(Part of a data file)
========
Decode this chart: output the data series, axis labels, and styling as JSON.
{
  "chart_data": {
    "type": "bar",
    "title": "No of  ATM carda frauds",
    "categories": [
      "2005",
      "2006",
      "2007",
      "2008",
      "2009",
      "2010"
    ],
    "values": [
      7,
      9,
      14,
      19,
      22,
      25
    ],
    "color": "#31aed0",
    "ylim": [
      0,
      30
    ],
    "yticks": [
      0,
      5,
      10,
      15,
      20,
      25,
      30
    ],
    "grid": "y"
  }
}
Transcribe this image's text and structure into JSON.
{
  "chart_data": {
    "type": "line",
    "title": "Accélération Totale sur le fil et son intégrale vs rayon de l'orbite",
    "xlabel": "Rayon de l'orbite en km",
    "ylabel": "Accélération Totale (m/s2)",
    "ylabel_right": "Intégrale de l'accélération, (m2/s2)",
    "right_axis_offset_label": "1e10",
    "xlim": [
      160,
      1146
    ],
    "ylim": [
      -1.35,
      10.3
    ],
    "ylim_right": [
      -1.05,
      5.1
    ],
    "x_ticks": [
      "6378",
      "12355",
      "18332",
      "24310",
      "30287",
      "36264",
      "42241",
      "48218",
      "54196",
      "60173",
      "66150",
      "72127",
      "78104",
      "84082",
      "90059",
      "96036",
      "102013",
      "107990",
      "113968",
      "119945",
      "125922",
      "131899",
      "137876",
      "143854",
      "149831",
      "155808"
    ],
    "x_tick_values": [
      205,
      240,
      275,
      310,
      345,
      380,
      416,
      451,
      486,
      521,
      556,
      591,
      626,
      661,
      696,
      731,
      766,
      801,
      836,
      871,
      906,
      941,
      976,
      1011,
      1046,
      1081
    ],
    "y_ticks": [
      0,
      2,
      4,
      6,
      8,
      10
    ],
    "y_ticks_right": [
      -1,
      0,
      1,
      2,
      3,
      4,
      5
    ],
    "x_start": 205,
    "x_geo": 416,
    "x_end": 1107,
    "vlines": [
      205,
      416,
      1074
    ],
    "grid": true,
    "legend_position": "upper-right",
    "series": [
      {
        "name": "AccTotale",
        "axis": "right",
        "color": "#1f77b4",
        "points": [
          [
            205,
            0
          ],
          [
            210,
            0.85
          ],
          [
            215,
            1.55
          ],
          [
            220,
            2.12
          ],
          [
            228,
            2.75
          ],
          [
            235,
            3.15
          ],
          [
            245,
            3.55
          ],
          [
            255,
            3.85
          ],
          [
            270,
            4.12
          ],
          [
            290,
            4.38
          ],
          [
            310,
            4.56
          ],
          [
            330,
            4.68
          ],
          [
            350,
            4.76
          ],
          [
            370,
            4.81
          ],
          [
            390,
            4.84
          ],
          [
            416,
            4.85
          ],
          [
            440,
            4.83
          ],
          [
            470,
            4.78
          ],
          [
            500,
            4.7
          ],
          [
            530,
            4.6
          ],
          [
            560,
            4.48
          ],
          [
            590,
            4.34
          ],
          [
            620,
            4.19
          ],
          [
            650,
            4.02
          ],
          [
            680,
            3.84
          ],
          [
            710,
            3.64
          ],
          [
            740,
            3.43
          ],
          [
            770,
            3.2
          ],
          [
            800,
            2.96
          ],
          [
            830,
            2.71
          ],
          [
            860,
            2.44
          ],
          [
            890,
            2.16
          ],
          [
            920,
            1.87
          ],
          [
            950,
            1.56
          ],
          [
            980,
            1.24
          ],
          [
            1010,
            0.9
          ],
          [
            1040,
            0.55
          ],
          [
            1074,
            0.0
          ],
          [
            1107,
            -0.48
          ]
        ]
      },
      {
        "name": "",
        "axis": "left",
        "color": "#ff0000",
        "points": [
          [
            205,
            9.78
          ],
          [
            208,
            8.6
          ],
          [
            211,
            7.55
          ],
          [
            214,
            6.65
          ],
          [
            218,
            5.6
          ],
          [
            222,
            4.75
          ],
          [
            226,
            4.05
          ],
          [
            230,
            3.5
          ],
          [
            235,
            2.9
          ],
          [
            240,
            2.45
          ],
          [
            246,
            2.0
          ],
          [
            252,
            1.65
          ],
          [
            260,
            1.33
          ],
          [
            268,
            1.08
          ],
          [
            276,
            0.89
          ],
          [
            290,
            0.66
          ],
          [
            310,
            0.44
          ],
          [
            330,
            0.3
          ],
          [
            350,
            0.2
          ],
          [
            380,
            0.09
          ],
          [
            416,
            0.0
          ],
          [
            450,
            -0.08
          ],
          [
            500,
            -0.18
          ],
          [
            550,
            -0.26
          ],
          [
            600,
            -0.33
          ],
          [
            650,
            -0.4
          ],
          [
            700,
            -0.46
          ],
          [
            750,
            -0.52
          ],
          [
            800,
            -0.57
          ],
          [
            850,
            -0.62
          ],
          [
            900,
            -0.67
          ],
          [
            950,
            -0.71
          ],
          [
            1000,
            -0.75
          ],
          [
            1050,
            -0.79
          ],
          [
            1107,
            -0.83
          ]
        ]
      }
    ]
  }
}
========
TASK REQUIREMENTS:
Reproduce every entry shown above, precisely as it stands.

WORKED SOLUTION:
Decode this chart: output the data series, axis labels, and styling as JSON.
{
  "chart_data": {
    "type": "bar",
    "title": "No of  ATM carda frauds",
    "categories": [
      "2005",
      "2006",
      "2007",
      "2008",
      "2009",
      "2010"
    ],
    "values": [
      7,
      9,
      14,
      19,
      22,
      25
    ],
    "color": "#31aed0",
    "ylim": [
      0,
      30
    ],
    "yticks": [
      0,
      5,
      10,
      15,
      20,
      25,
      30
    ],
    "grid": "y"
  }
}
Transcribe this image's text and structure into JSON.
{
  "chart_data": {
    "type": "line",
    "title": "Accélération Totale sur le fil et son intégrale vs rayon de l'orbite",
    "xlabel": "Rayon de l'orbite en km",
    "ylabel": "Accélération Totale (m/s2)",
    "ylabel_right": "Intégrale de l'accélération, (m2/s2)",
    "right_axis_offset_label": "1e10",
    "xlim": [
      160,
      1146
    ],
    "ylim": [
      -1.35,
      10.3
    ],
    "ylim_right": [
      -1.05,
      5.1
    ],
    "x_ticks": [
      "6378",
      "12355",
      "18332",
      "24310",
      "30287",
      "36264",
      "42241",
      "48218",
      "54196",
      "60173",
      "66150",
      "72127",
      "78104",
      "84082",
      "90059",
      "96036",
      "102013",
      "107990",
      "113968",
      "119945",
      "125922",
      "131899",
      "137876",
      "143854",
      "149831",
      "155808"
    ],
    "x_tick_values": [
      205,
      240,
      275,
      310,
      345,
      380,
      416,
      451,
      486,
      521,
      556,
      591,
      626,
      661,
      696,
      731,
      766,
      801,
      836,
      871,
      906,
      941,
      976,
      1011,
      1046,
      1081
    ],
    "y_ticks": [
      0,
      2,
      4,
      6,
      8,
      10
    ],
    "y_ticks_right": [
      -1,
      0,
      1,
      2,
      3,
      4,
      5
    ],
    "x_start": 205,
    "x_geo": 416,
    "x_end": 1107,
    "vlines": [
      205,
      416,
      1074
    ],
    "grid": true,
    "legend_position": "upper-right",
    "series": [
      {
        "name": "AccTotale",
        "axis": "right",
        "color": "#1f77b4",
        "points": [
          [
            205,
            0
          ],
          [
            210,
            0.85
          ],
          [
            215,
            1.55
          ],
          [
            220,
            2.12
          ],
          [
            228,
            2.75
          ],
          [
            235,
            3.15
          ],
          [
            245,
            3.55
          ],
          [
            255,
            3.85
          ],
          [
            270,
            4.12
          ],
          [
            290,
            4.38
          ],
          [
            310,
            4.56
          ],
          [
            330,
            4.68
          ],
          [
            350,
            4.76
          ],
          [
            370,
            4.81
          ],
          [
            390,
            4.84
          ],
          [
            416,
            4.85
          ],
          [
            440,
            4.83
          ],
          [
            470,
            4.78
          ],
          [
            500,
            4.7
          ],
          [
            530,
            4.6
          ],
          [
            560,
            4.48
          ],
          [
            590,
            4.34
          ],
          [
            620,
            4.19
          ],
          [
            650,
            4.02
          ],
          [
            680,
            3.84
          ],
          [
            710,
            3.64
          ],
          [
            740,
            3.43
          ],
          [
            770,
            3.2
          ],
          [
            800,
            2.96
          ],
          [
            830,
            2.71
          ],
          [
            860,
            2.44
          ],
          [
            890,
            2.16
          ],
          [
            920,
            1.87
          ],
          [
            950,
            1.56
          ],
          [
            980,
            1.24
          ],
          [
            1010,
            0.9
          ],
          [
            1040,
            0.55
          ],
          [
            1074,
            0.0
          ],
          [
            1107,
            -0.48
          ]
        ]
      },
      {
        "name": "",
        "axis": "left",
        "color": "#ff0000",
        "points": [
          [
            205,
            9.78
          ],
          [
            208,
            8.6
          ],
          [
            211,
            7.55
          ],
          [
            214,
            6.65
          ],
          [
            218,
            5.6
          ],
          [
            222,
            4.75
          ],
          [
            226,
            4.05
          ],
          [
            230,
            3.5
          ],
          [
            235,
            2.9
          ],
          [
            240,
            2.45
          ],
          [
            246,
            2.0
          ],
          [
            252,
            1.65
          ],
          [
            260,
            1.33
          ],
          [
            268,
            1.08
          ],
          [
            276,
            0.89
          ],
          [
            290,
            0.66
          ],
          [
            310,
            0.44
          ],
          [
            330,
            0.3
          ],
          [
            350,
            0.2
          ],
          [
            380,
            0.09
          ],
          [
            416,
            0.0
          ],
          [
            450,
            -0.08
          ],
          [
            500,
            -0.18
          ],
          [
            550,
            -0.26
          ],
          [
            600,
            -0.33
          ],
          [
            650,
            -0.4
          ],
          [
            700,
            -0.46
          ],
          [
            750,
            -0.52
          ],
          [
            800,
            -0.57
          ],
          [
            850,
            -0.62
          ],
          [
            900,
            -0.67
          ],
          [
            950,
            -0.71
          ],
          [
            1000,
            -0.75
          ],
          [
            1050,
            -0.79
          ],
          [
            1107,
            -0.83
          ]
        ]
      }
    ]
  }
}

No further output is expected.